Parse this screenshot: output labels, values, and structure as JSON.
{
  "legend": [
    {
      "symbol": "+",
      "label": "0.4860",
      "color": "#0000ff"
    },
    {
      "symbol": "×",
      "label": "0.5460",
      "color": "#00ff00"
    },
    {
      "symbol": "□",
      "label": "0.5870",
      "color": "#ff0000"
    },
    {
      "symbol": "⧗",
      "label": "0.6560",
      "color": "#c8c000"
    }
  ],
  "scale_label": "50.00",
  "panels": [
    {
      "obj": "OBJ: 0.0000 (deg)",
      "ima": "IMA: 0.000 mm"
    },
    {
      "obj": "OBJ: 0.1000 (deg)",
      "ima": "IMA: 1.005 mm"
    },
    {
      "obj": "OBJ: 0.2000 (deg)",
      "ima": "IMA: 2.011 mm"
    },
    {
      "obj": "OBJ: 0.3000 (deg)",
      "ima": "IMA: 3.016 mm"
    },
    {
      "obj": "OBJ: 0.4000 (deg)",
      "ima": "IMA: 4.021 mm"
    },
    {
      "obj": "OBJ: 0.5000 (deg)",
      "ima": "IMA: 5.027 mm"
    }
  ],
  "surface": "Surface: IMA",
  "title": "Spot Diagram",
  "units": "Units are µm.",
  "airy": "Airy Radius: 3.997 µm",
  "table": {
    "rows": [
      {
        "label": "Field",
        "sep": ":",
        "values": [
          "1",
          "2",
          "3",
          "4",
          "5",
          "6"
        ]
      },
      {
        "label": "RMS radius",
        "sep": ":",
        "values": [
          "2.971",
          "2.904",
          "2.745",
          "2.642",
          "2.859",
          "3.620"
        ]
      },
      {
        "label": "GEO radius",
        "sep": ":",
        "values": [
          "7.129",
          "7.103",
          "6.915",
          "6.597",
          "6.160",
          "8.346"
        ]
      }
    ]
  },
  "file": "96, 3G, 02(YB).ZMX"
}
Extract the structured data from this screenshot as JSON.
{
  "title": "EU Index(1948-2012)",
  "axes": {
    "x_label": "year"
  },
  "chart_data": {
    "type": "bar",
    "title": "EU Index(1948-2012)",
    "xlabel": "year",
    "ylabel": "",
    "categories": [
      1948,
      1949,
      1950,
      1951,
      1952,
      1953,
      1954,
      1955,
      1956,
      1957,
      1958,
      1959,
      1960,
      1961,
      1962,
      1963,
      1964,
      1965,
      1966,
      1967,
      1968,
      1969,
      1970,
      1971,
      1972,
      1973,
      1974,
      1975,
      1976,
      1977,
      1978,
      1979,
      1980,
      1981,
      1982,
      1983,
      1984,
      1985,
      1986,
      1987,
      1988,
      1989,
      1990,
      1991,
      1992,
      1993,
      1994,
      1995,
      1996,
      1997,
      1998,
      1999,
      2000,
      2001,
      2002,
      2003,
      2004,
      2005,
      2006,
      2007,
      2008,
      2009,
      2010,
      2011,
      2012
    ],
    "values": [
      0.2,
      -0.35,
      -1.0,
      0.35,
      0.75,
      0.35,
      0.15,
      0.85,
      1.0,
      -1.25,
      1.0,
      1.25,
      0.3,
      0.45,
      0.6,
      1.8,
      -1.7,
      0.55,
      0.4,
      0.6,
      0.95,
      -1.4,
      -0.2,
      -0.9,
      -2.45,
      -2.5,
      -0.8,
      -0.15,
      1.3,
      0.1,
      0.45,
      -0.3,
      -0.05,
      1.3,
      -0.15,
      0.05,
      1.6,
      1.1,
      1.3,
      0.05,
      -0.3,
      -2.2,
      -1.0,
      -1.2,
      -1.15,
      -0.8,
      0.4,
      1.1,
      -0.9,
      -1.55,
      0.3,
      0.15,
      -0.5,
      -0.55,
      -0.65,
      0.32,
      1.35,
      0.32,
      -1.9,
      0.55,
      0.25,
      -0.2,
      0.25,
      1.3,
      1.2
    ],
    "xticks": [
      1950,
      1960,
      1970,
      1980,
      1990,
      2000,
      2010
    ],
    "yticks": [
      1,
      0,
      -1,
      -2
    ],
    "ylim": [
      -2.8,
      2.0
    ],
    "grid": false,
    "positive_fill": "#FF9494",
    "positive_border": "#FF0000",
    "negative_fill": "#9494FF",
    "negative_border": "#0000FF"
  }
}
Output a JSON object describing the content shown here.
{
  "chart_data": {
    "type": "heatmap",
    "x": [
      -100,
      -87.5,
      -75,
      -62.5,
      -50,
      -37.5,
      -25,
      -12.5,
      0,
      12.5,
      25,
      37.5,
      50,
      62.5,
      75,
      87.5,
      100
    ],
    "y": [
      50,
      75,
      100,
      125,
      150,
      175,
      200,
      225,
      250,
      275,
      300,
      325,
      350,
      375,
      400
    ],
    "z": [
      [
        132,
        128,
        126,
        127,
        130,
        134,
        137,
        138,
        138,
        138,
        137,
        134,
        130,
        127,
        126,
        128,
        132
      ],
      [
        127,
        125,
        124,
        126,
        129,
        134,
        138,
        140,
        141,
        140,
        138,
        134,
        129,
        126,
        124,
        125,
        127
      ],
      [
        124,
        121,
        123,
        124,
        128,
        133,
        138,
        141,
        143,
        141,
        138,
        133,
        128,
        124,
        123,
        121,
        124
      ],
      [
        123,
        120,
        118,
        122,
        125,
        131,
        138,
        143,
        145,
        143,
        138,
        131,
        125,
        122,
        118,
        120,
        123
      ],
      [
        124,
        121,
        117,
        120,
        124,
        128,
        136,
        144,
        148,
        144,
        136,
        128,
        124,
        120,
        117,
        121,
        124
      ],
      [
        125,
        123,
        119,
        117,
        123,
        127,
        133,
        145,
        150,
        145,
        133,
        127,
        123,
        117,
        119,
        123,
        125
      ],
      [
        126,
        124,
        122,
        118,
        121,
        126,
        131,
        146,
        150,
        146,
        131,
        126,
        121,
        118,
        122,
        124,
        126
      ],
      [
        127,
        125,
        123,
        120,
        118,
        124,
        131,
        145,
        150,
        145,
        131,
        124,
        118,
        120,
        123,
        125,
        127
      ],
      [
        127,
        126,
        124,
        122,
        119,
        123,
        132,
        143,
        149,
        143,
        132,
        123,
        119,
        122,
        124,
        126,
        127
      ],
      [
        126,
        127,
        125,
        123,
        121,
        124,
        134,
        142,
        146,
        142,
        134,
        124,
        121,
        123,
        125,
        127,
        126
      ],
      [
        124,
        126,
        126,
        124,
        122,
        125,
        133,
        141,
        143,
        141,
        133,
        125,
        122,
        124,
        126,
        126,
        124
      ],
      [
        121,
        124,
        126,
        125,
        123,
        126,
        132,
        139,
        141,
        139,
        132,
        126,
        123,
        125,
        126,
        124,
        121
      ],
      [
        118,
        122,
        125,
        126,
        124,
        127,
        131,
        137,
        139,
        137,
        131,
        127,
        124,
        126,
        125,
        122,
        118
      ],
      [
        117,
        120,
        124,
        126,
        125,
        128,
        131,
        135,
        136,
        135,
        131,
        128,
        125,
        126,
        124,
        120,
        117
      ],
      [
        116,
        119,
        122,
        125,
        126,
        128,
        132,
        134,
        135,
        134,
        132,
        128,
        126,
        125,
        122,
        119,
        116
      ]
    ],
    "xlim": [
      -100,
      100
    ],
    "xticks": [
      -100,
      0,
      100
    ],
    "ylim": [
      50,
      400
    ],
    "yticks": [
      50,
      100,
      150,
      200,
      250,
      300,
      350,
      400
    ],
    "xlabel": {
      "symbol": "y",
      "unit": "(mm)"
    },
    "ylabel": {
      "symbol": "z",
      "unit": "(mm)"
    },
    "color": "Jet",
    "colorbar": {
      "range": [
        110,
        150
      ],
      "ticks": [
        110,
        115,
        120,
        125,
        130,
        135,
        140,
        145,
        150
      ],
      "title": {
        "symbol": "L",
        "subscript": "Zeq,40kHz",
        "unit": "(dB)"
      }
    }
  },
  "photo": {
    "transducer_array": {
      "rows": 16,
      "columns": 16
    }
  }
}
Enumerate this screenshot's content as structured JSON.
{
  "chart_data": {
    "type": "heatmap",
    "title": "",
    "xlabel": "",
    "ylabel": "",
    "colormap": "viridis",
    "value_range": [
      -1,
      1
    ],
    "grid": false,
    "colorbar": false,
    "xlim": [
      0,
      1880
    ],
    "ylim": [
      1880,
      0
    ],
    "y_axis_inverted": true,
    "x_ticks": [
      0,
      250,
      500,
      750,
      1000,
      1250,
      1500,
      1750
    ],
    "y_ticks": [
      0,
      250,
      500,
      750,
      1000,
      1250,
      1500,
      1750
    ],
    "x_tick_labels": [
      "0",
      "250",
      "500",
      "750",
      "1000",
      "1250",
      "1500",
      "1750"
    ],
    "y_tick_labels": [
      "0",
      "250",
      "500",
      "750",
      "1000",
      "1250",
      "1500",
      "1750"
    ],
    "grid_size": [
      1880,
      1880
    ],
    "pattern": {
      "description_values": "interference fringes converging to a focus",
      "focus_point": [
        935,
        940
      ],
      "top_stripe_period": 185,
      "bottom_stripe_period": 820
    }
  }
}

══════════

_GIVEN INSTRUCTION_. In the listing, find each line with the string "screenshot" and copy it.

_ANSWER TO THE EXERCISE_.
Parse this screenshot: output labels, values, and structure as JSON.
Extract the structured data from this screenshot as JSON.
Enumerate this screenshot's content as structured JSON.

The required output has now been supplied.